[Excerpt from a dataset]
-------

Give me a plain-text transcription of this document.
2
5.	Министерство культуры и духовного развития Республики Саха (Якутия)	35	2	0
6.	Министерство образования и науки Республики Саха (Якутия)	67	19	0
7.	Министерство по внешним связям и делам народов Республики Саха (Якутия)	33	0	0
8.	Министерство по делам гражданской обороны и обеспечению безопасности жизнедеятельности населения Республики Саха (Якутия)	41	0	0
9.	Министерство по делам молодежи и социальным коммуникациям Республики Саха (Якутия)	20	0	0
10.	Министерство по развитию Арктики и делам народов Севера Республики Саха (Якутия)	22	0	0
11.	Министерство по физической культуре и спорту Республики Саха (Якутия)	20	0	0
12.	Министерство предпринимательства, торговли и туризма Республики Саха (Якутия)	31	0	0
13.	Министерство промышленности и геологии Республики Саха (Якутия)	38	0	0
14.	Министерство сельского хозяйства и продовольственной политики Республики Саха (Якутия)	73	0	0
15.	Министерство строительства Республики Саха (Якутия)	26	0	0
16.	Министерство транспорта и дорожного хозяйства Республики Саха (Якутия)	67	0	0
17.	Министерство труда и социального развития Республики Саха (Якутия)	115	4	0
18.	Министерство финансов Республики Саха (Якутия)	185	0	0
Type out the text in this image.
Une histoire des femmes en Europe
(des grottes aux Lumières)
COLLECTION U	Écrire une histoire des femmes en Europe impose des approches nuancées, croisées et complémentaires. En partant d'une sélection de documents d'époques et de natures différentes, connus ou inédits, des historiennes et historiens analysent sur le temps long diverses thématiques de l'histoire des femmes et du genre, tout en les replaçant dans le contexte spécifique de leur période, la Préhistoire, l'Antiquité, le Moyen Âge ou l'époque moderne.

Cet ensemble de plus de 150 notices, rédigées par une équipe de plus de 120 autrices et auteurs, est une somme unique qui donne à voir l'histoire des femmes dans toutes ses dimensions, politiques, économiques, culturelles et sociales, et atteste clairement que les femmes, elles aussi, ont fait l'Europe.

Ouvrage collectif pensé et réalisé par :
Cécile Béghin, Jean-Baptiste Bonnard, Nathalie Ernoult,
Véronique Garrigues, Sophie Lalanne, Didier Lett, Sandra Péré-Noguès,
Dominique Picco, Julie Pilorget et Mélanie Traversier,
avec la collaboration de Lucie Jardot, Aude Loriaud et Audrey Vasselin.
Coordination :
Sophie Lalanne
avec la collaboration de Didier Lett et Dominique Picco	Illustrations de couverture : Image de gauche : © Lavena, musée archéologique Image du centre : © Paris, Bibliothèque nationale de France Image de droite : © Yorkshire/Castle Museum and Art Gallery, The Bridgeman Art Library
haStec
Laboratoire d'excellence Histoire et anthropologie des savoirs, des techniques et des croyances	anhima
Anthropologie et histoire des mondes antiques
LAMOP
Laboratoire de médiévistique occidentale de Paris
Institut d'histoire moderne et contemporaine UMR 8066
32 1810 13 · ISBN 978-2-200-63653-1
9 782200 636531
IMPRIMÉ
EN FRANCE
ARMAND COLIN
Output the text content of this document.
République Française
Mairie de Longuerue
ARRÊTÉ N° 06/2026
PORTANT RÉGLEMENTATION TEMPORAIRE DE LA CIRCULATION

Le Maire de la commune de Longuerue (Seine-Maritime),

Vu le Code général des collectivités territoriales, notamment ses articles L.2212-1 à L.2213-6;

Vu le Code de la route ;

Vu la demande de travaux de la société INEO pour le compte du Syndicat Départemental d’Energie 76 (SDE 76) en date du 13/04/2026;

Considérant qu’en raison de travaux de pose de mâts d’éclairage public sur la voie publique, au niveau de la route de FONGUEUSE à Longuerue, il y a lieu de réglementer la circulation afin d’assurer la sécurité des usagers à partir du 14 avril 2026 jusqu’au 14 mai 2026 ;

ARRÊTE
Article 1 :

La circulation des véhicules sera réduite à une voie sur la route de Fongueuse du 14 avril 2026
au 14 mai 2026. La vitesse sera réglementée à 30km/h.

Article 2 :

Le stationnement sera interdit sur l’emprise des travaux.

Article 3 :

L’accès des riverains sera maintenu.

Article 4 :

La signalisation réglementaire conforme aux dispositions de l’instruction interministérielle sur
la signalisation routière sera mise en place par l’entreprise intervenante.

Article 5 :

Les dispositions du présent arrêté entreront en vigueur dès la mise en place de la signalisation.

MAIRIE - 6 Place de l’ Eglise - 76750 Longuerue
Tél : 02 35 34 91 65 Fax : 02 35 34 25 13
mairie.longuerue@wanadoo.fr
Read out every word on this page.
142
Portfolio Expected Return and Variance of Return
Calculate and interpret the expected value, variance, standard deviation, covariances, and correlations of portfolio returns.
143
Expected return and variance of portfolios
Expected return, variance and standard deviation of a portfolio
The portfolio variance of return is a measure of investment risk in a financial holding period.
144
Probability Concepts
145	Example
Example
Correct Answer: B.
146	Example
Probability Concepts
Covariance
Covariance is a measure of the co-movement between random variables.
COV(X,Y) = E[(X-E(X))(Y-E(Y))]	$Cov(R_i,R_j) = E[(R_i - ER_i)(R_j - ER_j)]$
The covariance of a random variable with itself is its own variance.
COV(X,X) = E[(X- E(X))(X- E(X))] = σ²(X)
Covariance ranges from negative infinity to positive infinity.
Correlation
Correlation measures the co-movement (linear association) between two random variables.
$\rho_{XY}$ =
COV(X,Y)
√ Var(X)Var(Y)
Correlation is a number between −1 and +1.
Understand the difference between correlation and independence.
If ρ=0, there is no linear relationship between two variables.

-------

• Exercise requirements: Using the data above, reproduce every line exactly.

• Completed task:
Give me a plain-text transcription of this document.
2
5.	Министерство культуры и духовного развития Республики Саха (Якутия)	35	2	0
6.	Министерство образования и науки Республики Саха (Якутия)	67	19	0
7.	Министерство по внешним связям и делам народов Республики Саха (Якутия)	33	0	0
8.	Министерство по делам гражданской обороны и обеспечению безопасности жизнедеятельности населения Республики Саха (Якутия)	41	0	0
9.	Министерство по делам молодежи и социальным коммуникациям Республики Саха (Якутия)	20	0	0
10.	Министерство по развитию Арктики и делам народов Севера Республики Саха (Якутия)	22	0	0
11.	Министерство по физической культуре и спорту Республики Саха (Якутия)	20	0	0
12.	Министерство предпринимательства, торговли и туризма Республики Саха (Якутия)	31	0	0
13.	Министерство промышленности и геологии Республики Саха (Якутия)	38	0	0
14.	Министерство сельского хозяйства и продовольственной политики Республики Саха (Якутия)	73	0	0
15.	Министерство строительства Республики Саха (Якутия)	26	0	0
16.	Министерство транспорта и дорожного хозяйства Республики Саха (Якутия)	67	0	0
17.	Министерство труда и социального развития Республики Саха (Якутия)	115	4	0
18.	Министерство финансов Республики Саха (Якутия)	185	0	0
Type out the text in this image.
Une histoire des femmes en Europe
(des grottes aux Lumières)
COLLECTION U	Écrire une histoire des femmes en Europe impose des approches nuancées, croisées et complémentaires. En partant d'une sélection de documents d'époques et de natures différentes, connus ou inédits, des historiennes et historiens analysent sur le temps long diverses thématiques de l'histoire des femmes et du genre, tout en les replaçant dans le contexte spécifique de leur période, la Préhistoire, l'Antiquité, le Moyen Âge ou l'époque moderne.

Cet ensemble de plus de 150 notices, rédigées par une équipe de plus de 120 autrices et auteurs, est une somme unique qui donne à voir l'histoire des femmes dans toutes ses dimensions, politiques, économiques, culturelles et sociales, et atteste clairement que les femmes, elles aussi, ont fait l'Europe.

Ouvrage collectif pensé et réalisé par :
Cécile Béghin, Jean-Baptiste Bonnard, Nathalie Ernoult,
Véronique Garrigues, Sophie Lalanne, Didier Lett, Sandra Péré-Noguès,
Dominique Picco, Julie Pilorget et Mélanie Traversier,
avec la collaboration de Lucie Jardot, Aude Loriaud et Audrey Vasselin.
Coordination :
Sophie Lalanne
avec la collaboration de Didier Lett et Dominique Picco	Illustrations de couverture : Image de gauche : © Lavena, musée archéologique Image du centre : © Paris, Bibliothèque nationale de France Image de droite : © Yorkshire/Castle Museum and Art Gallery, The Bridgeman Art Library
haStec
Laboratoire d'excellence Histoire et anthropologie des savoirs, des techniques et des croyances	anhima
Anthropologie et histoire des mondes antiques
LAMOP
Laboratoire de médiévistique occidentale de Paris
Institut d'histoire moderne et contemporaine UMR 8066
32 1810 13 · ISBN 978-2-200-63653-1
9 782200 636531
IMPRIMÉ
EN FRANCE
ARMAND COLIN
Output the text content of this document.
République Française
Mairie de Longuerue
ARRÊTÉ N° 06/2026
PORTANT RÉGLEMENTATION TEMPORAIRE DE LA CIRCULATION

Le Maire de la commune de Longuerue (Seine-Maritime),

Vu le Code général des collectivités territoriales, notamment ses articles L.2212-1 à L.2213-6;

Vu le Code de la route ;

Vu la demande de travaux de la société INEO pour le compte du Syndicat Départemental d’Energie 76 (SDE 76) en date du 13/04/2026;

Considérant qu’en raison de travaux de pose de mâts d’éclairage public sur la voie publique, au niveau de la route de FONGUEUSE à Longuerue, il y a lieu de réglementer la circulation afin d’assurer la sécurité des usagers à partir du 14 avril 2026 jusqu’au 14 mai 2026 ;

ARRÊTE
Article 1 :

La circulation des véhicules sera réduite à une voie sur la route de Fongueuse du 14 avril 2026
au 14 mai 2026. La vitesse sera réglementée à 30km/h.

Article 2 :

Le stationnement sera interdit sur l’emprise des travaux.

Article 3 :

L’accès des riverains sera maintenu.

Article 4 :

La signalisation réglementaire conforme aux dispositions de l’instruction interministérielle sur
la signalisation routière sera mise en place par l’entreprise intervenante.

Article 5 :

Les dispositions du présent arrêté entreront en vigueur dès la mise en place de la signalisation.

MAIRIE - 6 Place de l’ Eglise - 76750 Longuerue
Tél : 02 35 34 91 65 Fax : 02 35 34 25 13
mairie.longuerue@wanadoo.fr
Read out every word on this page.
142
Portfolio Expected Return and Variance of Return
Calculate and interpret the expected value, variance, standard deviation, covariances, and correlations of portfolio returns.
143
Expected return and variance of portfolios
Expected return, variance and standard deviation of a portfolio
The portfolio variance of return is a measure of investment risk in a financial holding period.
144
Probability Concepts
145	Example
Example
Correct Answer: B.
146	Example
Probability Concepts
Covariance
Covariance is a measure of the co-movement between random variables.
COV(X,Y) = E[(X-E(X))(Y-E(Y))]	$Cov(R_i,R_j) = E[(R_i - ER_i)(R_j - ER_j)]$
The covariance of a random variable with itself is its own variance.
COV(X,X) = E[(X- E(X))(X- E(X))] = σ²(X)
Covariance ranges from negative infinity to positive infinity.
Correlation
Correlation measures the co-movement (linear association) between two random variables.
$\rho_{XY}$ =
COV(X,Y)
√ Var(X)Var(Y)
Correlation is a number between −1 and +1.
Understand the difference between correlation and independence.
If ρ=0, there is no linear relationship between two variables.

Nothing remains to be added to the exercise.